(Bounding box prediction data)
------------------------------------------------------------

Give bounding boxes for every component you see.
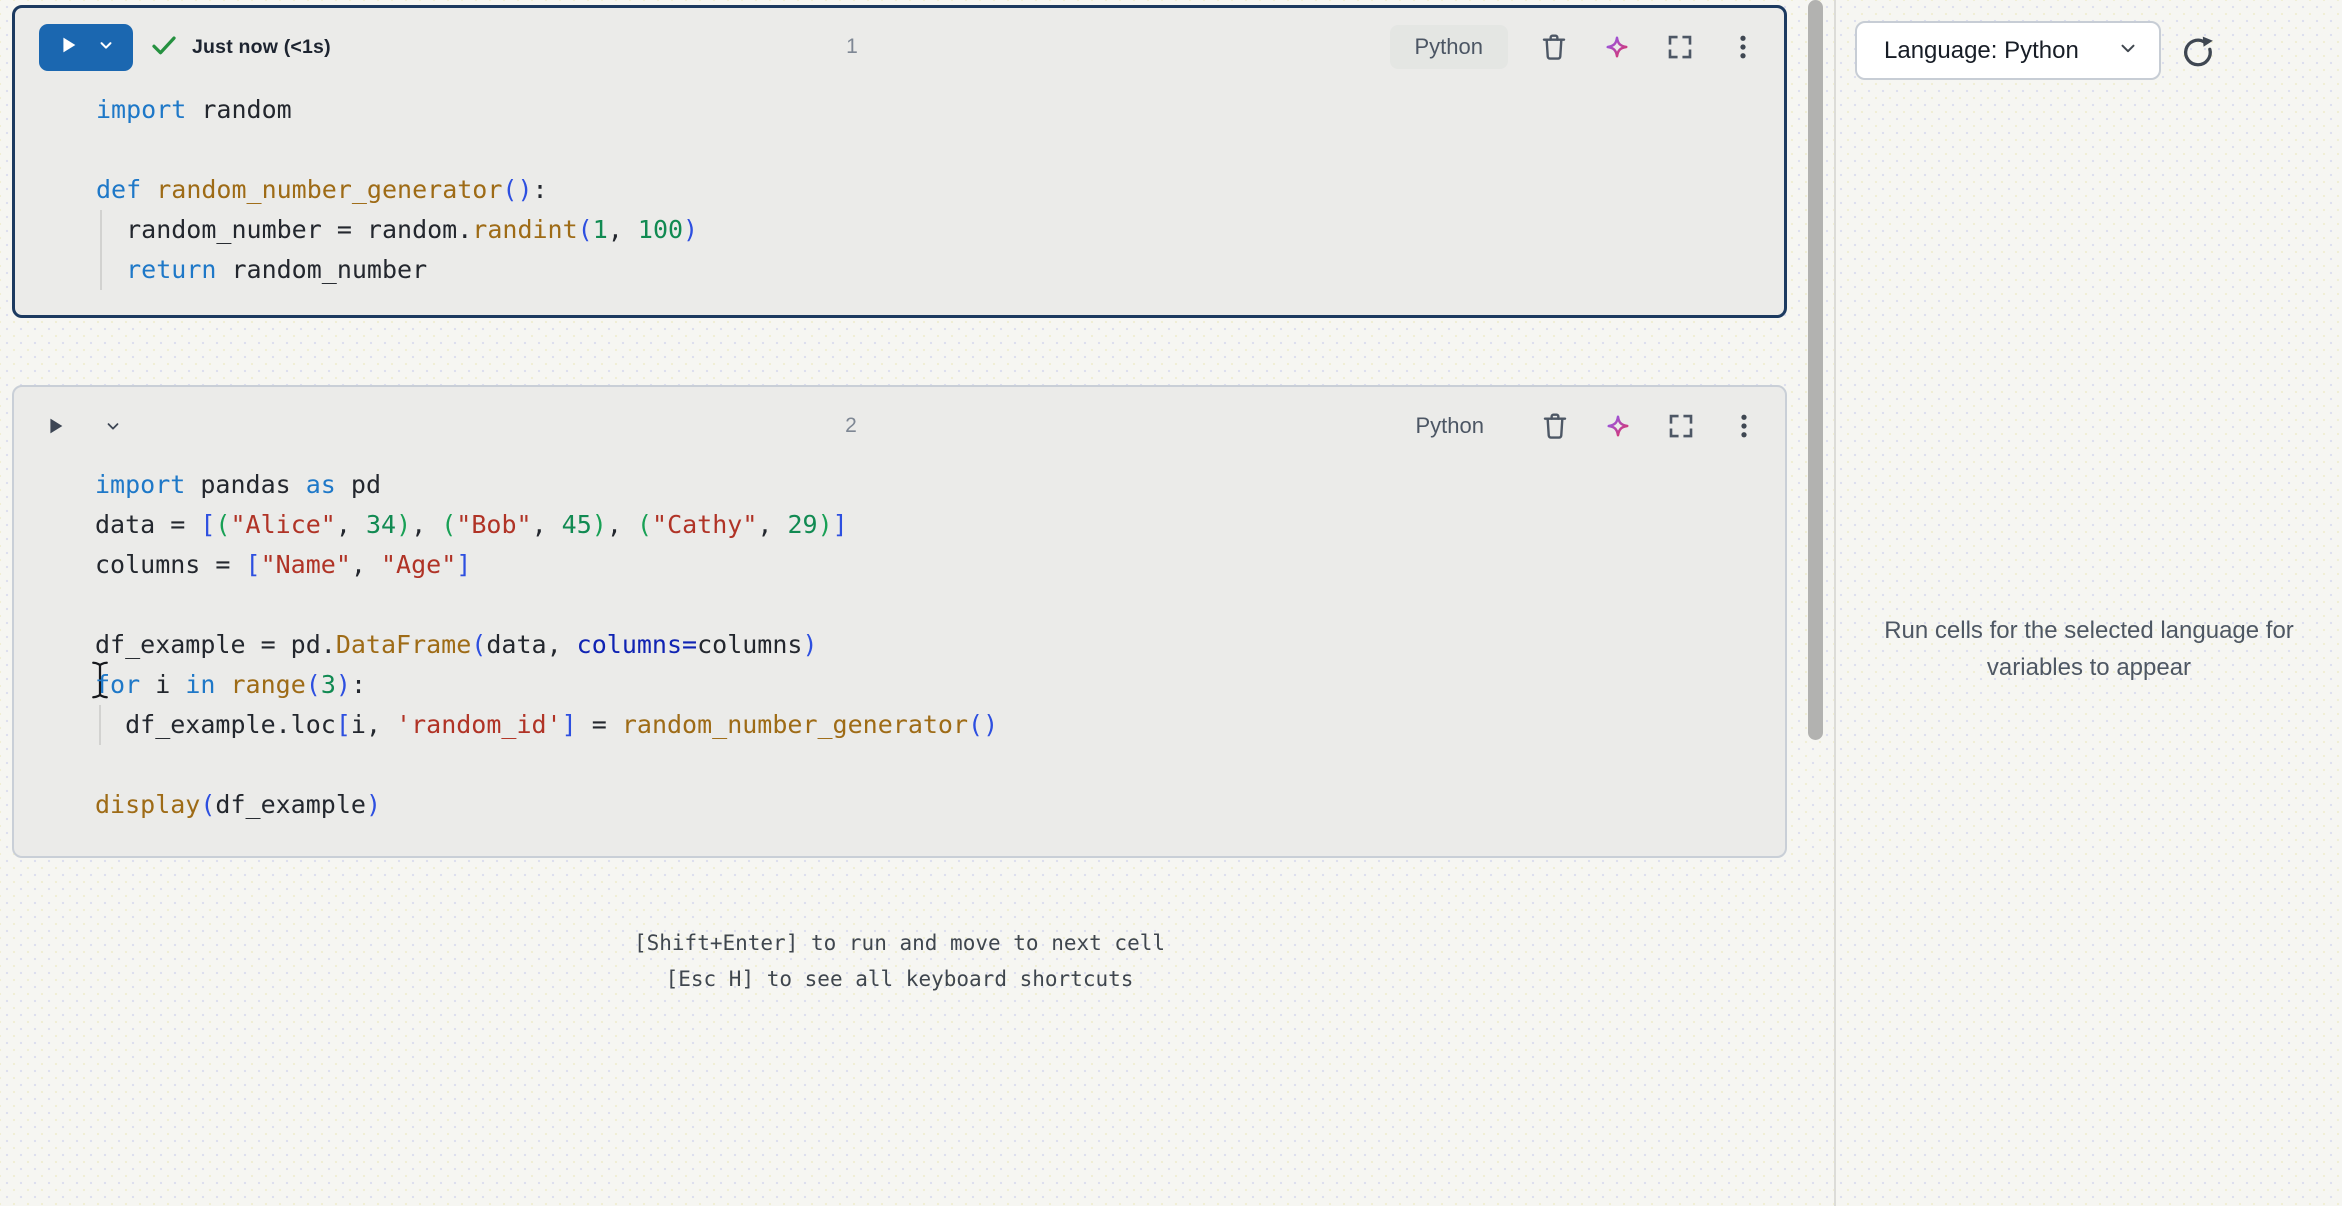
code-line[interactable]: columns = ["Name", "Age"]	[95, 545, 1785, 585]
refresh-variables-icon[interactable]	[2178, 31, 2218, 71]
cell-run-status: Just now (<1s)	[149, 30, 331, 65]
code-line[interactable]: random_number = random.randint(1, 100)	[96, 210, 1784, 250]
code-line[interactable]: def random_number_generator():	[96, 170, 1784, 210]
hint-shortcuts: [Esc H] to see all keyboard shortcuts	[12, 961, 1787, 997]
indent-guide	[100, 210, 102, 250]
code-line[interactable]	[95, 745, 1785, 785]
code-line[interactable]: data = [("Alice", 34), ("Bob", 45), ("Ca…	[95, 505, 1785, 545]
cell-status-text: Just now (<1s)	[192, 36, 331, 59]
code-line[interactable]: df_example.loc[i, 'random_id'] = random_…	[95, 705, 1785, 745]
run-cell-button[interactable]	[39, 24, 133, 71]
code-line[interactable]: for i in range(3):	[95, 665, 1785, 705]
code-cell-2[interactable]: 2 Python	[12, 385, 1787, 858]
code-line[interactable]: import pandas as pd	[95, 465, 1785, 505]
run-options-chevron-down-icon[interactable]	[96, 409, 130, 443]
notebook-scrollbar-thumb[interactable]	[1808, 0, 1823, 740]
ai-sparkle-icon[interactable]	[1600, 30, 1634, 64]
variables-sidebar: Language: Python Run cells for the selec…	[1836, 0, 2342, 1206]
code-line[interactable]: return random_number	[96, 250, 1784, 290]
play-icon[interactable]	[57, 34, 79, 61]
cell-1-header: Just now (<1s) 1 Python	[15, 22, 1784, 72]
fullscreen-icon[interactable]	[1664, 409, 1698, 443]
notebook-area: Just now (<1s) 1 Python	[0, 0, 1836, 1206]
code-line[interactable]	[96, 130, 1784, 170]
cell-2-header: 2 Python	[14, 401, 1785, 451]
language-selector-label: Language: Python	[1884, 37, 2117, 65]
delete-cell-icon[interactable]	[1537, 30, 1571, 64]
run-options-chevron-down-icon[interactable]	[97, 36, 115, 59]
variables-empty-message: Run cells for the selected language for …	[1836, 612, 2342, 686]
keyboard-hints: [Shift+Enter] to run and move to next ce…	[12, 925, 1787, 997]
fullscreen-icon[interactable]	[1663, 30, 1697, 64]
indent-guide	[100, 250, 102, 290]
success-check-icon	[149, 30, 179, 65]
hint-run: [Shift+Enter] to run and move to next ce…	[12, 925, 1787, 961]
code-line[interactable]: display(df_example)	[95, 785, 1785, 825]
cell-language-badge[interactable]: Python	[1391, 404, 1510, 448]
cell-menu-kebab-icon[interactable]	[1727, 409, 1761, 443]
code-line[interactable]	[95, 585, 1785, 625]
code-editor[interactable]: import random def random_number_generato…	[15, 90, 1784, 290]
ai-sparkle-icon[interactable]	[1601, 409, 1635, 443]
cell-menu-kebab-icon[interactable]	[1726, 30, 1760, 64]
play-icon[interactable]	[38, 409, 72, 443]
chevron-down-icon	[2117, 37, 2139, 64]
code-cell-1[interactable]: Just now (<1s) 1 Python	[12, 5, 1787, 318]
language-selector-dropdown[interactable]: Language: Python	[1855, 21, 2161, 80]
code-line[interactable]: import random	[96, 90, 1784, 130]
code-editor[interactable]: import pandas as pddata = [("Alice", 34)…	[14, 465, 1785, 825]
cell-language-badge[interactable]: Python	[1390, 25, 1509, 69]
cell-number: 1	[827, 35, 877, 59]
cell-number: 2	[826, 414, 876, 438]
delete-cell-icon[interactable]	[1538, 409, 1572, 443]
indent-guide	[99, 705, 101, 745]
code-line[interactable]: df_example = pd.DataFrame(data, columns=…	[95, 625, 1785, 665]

------------------------------------------------------------

- TASK STATEMENT: What number of lines in the data contain the word "menu"? Give the number and nothing else.

- ANSWER AREA: 2